*Required work*: Give only a count of the lines that include the string "JSON".

*Data to use*:
○ ○ ○ ○ ○

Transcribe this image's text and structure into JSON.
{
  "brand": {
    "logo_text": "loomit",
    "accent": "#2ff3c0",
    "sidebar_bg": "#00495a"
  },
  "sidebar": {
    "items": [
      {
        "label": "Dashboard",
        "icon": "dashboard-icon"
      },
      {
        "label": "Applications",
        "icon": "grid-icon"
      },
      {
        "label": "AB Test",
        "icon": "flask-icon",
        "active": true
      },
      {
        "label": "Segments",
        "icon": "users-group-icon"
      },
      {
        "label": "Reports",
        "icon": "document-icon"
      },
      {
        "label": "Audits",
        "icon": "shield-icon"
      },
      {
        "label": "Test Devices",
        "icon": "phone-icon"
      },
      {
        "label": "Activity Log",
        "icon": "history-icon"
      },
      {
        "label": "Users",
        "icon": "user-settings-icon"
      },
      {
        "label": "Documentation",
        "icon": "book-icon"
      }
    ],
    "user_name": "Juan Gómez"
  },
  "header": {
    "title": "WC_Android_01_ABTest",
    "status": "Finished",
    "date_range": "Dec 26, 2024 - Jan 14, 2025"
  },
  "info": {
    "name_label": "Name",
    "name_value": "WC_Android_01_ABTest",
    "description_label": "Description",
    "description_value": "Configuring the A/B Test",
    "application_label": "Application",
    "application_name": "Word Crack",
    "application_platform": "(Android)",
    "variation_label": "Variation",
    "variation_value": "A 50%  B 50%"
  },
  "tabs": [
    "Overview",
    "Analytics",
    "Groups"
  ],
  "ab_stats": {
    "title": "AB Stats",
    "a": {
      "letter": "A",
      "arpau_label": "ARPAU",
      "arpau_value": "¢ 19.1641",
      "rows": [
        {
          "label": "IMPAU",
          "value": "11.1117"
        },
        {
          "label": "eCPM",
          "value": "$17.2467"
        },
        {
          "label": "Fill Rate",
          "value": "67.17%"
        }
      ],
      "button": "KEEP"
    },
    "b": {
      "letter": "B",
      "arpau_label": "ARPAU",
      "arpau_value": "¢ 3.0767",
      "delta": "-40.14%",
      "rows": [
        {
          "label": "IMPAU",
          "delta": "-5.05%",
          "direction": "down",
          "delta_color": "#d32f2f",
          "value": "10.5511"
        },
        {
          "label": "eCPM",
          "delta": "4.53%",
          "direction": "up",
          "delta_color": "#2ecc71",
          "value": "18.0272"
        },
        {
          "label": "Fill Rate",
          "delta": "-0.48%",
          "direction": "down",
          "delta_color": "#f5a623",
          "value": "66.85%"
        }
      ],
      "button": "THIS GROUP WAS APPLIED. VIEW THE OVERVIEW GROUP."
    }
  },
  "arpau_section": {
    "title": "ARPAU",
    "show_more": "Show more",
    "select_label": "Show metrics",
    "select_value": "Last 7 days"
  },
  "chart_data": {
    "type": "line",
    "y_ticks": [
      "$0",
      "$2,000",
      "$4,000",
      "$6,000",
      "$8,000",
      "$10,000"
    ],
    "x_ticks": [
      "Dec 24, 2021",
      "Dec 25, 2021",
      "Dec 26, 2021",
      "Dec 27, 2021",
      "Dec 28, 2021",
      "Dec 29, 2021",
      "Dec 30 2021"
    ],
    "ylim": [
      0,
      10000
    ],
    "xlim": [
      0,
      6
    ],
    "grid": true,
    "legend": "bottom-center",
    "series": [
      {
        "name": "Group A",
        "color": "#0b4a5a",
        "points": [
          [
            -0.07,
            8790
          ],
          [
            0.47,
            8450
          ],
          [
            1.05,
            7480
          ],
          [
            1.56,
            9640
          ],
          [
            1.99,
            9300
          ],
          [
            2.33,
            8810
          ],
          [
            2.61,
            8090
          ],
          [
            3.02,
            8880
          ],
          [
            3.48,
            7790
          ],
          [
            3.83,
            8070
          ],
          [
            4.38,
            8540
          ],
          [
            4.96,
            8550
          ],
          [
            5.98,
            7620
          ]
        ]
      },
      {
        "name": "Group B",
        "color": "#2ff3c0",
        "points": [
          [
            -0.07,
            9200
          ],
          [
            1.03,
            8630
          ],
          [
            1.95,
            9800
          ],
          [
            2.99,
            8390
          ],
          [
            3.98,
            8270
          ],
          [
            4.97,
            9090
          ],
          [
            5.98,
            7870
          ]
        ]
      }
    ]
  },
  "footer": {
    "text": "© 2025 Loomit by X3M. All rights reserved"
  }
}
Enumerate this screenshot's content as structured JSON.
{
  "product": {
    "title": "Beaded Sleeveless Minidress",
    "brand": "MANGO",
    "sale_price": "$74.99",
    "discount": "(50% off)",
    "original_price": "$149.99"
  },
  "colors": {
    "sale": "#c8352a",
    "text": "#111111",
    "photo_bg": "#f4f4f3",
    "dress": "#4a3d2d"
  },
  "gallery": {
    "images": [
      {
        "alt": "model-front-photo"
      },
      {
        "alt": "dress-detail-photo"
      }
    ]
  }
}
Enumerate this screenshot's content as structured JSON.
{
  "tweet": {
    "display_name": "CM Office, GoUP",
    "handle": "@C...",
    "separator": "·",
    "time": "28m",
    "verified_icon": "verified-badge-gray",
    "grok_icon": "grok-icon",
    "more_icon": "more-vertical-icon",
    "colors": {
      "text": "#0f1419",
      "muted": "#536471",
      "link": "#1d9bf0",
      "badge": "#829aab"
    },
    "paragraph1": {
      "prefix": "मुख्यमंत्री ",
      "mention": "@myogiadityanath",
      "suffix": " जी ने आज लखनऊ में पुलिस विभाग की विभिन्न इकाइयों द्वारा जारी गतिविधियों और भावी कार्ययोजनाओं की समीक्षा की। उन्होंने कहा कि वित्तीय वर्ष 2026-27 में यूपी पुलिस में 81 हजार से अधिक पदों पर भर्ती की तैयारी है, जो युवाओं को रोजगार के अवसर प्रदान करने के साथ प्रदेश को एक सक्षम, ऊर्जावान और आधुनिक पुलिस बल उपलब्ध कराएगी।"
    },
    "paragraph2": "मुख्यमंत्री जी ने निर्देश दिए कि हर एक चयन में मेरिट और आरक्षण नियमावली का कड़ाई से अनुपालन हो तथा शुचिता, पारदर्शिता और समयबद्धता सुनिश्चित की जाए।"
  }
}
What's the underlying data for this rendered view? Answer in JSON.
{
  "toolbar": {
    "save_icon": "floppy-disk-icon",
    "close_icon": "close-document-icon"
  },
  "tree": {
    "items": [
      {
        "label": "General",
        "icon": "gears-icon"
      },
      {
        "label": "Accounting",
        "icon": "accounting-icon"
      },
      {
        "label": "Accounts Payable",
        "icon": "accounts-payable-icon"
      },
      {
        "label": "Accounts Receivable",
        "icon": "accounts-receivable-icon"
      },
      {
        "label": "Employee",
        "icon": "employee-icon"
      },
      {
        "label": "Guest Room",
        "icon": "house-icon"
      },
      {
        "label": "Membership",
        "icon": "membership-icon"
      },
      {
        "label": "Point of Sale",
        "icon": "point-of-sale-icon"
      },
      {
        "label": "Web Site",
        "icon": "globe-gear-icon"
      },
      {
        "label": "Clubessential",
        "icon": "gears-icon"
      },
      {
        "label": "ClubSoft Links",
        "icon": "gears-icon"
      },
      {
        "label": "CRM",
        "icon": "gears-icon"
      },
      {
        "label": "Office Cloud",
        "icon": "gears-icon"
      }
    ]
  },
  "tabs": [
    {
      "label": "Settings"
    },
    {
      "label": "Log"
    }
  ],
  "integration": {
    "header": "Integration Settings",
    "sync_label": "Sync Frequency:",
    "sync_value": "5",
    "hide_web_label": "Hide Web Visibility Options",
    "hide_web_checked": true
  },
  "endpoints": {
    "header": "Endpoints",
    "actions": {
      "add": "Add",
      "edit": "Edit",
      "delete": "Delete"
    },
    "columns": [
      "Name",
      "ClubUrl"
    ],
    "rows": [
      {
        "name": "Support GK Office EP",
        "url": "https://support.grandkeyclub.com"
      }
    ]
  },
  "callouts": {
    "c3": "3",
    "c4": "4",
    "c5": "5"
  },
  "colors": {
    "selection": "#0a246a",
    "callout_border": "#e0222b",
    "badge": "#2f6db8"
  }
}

○ ○ ○ ○ ○

*The reply*: 4